* **EXERCISE INSTRUCTIONS**: Copy every line of the data exactly, leaving nothing out.

[Source data]
+ + + + + + +

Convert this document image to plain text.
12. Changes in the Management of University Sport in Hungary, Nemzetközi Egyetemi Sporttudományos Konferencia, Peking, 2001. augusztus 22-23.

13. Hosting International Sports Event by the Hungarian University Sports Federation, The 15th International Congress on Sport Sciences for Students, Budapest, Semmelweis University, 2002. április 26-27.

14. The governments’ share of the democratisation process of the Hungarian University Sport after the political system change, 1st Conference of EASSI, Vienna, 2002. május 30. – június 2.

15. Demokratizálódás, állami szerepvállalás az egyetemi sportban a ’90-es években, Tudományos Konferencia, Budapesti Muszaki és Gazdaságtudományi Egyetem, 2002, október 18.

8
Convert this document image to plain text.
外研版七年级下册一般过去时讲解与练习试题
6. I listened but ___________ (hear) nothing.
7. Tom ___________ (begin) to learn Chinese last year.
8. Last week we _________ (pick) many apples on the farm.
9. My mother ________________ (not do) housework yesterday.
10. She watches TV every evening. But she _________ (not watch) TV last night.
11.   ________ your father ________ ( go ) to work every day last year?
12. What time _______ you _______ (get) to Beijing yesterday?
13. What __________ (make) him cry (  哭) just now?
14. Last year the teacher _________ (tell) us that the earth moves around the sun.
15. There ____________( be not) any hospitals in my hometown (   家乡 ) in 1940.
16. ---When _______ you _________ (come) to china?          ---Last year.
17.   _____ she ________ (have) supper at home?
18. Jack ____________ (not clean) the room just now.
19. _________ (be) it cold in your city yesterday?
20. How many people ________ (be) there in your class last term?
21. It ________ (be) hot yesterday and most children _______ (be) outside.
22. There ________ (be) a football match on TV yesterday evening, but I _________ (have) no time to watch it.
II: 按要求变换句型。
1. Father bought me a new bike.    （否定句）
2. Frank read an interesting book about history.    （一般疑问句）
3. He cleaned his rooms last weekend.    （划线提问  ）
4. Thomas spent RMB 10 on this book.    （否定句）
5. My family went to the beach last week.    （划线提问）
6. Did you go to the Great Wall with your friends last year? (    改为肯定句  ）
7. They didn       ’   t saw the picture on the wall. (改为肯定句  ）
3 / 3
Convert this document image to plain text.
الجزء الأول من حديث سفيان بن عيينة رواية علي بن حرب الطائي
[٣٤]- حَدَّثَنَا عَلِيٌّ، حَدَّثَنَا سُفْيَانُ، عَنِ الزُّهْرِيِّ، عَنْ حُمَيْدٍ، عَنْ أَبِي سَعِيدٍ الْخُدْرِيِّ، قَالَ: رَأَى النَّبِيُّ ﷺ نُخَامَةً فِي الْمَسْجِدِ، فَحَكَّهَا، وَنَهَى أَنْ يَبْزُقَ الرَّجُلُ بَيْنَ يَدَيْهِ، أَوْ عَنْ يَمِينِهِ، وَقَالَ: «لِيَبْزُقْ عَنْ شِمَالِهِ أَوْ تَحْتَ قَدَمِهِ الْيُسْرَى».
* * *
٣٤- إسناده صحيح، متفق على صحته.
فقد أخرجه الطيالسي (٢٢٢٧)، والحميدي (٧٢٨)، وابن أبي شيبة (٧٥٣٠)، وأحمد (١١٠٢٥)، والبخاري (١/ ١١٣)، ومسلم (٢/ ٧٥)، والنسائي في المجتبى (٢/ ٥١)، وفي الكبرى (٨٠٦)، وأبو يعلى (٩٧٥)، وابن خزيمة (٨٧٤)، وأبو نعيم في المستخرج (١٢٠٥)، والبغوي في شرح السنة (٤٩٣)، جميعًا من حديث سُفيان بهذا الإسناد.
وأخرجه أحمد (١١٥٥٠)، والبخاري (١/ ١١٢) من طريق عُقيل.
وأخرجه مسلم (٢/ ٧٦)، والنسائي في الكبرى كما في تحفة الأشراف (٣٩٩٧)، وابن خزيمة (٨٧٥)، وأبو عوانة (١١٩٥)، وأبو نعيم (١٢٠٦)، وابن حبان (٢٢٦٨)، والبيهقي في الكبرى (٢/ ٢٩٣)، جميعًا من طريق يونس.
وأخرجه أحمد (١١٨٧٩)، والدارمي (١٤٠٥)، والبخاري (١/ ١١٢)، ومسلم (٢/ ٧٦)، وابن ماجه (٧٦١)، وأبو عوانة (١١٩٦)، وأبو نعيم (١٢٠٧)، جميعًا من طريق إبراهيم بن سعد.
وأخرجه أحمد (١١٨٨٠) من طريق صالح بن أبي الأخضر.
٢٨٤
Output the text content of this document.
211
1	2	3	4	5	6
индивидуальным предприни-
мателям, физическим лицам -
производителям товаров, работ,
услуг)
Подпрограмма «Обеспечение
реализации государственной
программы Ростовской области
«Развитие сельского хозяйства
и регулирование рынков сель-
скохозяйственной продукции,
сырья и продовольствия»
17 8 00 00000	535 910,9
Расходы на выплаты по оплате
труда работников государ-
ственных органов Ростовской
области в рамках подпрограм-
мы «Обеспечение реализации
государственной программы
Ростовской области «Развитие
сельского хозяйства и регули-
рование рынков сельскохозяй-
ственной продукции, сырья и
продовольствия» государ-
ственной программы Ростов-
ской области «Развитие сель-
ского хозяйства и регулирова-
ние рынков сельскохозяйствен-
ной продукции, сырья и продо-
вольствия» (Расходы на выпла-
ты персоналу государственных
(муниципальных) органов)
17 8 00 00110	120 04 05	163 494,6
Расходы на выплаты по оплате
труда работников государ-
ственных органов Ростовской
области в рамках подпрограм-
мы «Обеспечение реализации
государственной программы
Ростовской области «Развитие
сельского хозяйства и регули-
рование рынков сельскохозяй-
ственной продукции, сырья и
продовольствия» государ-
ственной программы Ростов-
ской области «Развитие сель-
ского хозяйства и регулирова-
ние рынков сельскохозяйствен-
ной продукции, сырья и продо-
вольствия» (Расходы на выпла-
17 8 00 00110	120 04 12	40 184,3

+ + + + + + +

* **IN RESPONSE**:
Convert this document image to plain text.
12. Changes in the Management of University Sport in Hungary, Nemzetközi Egyetemi Sporttudományos Konferencia, Peking, 2001. augusztus 22-23.

13. Hosting International Sports Event by the Hungarian University Sports Federation, The 15th International Congress on Sport Sciences for Students, Budapest, Semmelweis University, 2002. április 26-27.

14. The governments’ share of the democratisation process of the Hungarian University Sport after the political system change, 1st Conference of EASSI, Vienna, 2002. május 30. – június 2.

15. Demokratizálódás, állami szerepvállalás az egyetemi sportban a ’90-es években, Tudományos Konferencia, Budapesti Muszaki és Gazdaságtudományi Egyetem, 2002, október 18.

8
Convert this document image to plain text.
外研版七年级下册一般过去时讲解与练习试题
6. I listened but ___________ (hear) nothing.
7. Tom ___________ (begin) to learn Chinese last year.
8. Last week we _________ (pick) many apples on the farm.
9. My mother ________________ (not do) housework yesterday.
10. She watches TV every evening. But she _________ (not watch) TV last night.
11.   ________ your father ________ ( go ) to work every day last year?
12. What time _______ you _______ (get) to Beijing yesterday?
13. What __________ (make) him cry (  哭) just now?
14. Last year the teacher _________ (tell) us that the earth moves around the sun.
15. There ____________( be not) any hospitals in my hometown (   家乡 ) in 1940.
16. ---When _______ you _________ (come) to china?          ---Last year.
17.   _____ she ________ (have) supper at home?
18. Jack ____________ (not clean) the room just now.
19. _________ (be) it cold in your city yesterday?
20. How many people ________ (be) there in your class last term?
21. It ________ (be) hot yesterday and most children _______ (be) outside.
22. There ________ (be) a football match on TV yesterday evening, but I _________ (have) no time to watch it.
II: 按要求变换句型。
1. Father bought me a new bike.    （否定句）
2. Frank read an interesting book about history.    （一般疑问句）
3. He cleaned his rooms last weekend.    （划线提问  ）
4. Thomas spent RMB 10 on this book.    （否定句）
5. My family went to the beach last week.    （划线提问）
6. Did you go to the Great Wall with your friends last year? (    改为肯定句  ）
7. They didn       ’   t saw the picture on the wall. (改为肯定句  ）
3 / 3
Convert this document image to plain text.
الجزء الأول من حديث سفيان بن عيينة رواية علي بن حرب الطائي
[٣٤]- حَدَّثَنَا عَلِيٌّ، حَدَّثَنَا سُفْيَانُ، عَنِ الزُّهْرِيِّ، عَنْ حُمَيْدٍ، عَنْ أَبِي سَعِيدٍ الْخُدْرِيِّ، قَالَ: رَأَى النَّبِيُّ ﷺ نُخَامَةً فِي الْمَسْجِدِ، فَحَكَّهَا، وَنَهَى أَنْ يَبْزُقَ الرَّجُلُ بَيْنَ يَدَيْهِ، أَوْ عَنْ يَمِينِهِ، وَقَالَ: «لِيَبْزُقْ عَنْ شِمَالِهِ أَوْ تَحْتَ قَدَمِهِ الْيُسْرَى».
* * *
٣٤- إسناده صحيح، متفق على صحته.
فقد أخرجه الطيالسي (٢٢٢٧)، والحميدي (٧٢٨)، وابن أبي شيبة (٧٥٣٠)، وأحمد (١١٠٢٥)، والبخاري (١/ ١١٣)، ومسلم (٢/ ٧٥)، والنسائي في المجتبى (٢/ ٥١)، وفي الكبرى (٨٠٦)، وأبو يعلى (٩٧٥)، وابن خزيمة (٨٧٤)، وأبو نعيم في المستخرج (١٢٠٥)، والبغوي في شرح السنة (٤٩٣)، جميعًا من حديث سُفيان بهذا الإسناد.
وأخرجه أحمد (١١٥٥٠)، والبخاري (١/ ١١٢) من طريق عُقيل.
وأخرجه مسلم (٢/ ٧٦)، والنسائي في الكبرى كما في تحفة الأشراف (٣٩٩٧)، وابن خزيمة (٨٧٥)، وأبو عوانة (١١٩٥)، وأبو نعيم (١٢٠٦)، وابن حبان (٢٢٦٨)، والبيهقي في الكبرى (٢/ ٢٩٣)، جميعًا من طريق يونس.
وأخرجه أحمد (١١٨٧٩)، والدارمي (١٤٠٥)، والبخاري (١/ ١١٢)، ومسلم (٢/ ٧٦)، وابن ماجه (٧٦١)، وأبو عوانة (١١٩٦)، وأبو نعيم (١٢٠٧)، جميعًا من طريق إبراهيم بن سعد.
وأخرجه أحمد (١١٨٨٠) من طريق صالح بن أبي الأخضر.
٢٨٤
Output the text content of this document.
211
1	2	3	4	5	6
индивидуальным предприни-
мателям, физическим лицам -
производителям товаров, работ,
услуг)
Подпрограмма «Обеспечение
реализации государственной
программы Ростовской области
«Развитие сельского хозяйства
и регулирование рынков сель-
скохозяйственной продукции,
сырья и продовольствия»
17 8 00 00000	535 910,9
Расходы на выплаты по оплате
труда работников государ-
ственных органов Ростовской
области в рамках подпрограм-
мы «Обеспечение реализации
государственной программы
Ростовской области «Развитие
сельского хозяйства и регули-
рование рынков сельскохозяй-
ственной продукции, сырья и
продовольствия» государ-
ственной программы Ростов-
ской области «Развитие сель-
ского хозяйства и регулирова-
ние рынков сельскохозяйствен-
ной продукции, сырья и продо-
вольствия» (Расходы на выпла-
ты персоналу государственных
(муниципальных) органов)
17 8 00 00110	120 04 05	163 494,6
Расходы на выплаты по оплате
труда работников государ-
ственных органов Ростовской
области в рамках подпрограм-
мы «Обеспечение реализации
государственной программы
Ростовской области «Развитие
сельского хозяйства и регули-
рование рынков сельскохозяй-
ственной продукции, сырья и
продовольствия» государ-
ственной программы Ростов-
ской области «Развитие сель-
ского хозяйства и регулирова-
ние рынков сельскохозяйствен-
ной продукции, сырья и продо-
вольствия» (Расходы на выпла-
17 8 00 00110	120 04 12	40 184,3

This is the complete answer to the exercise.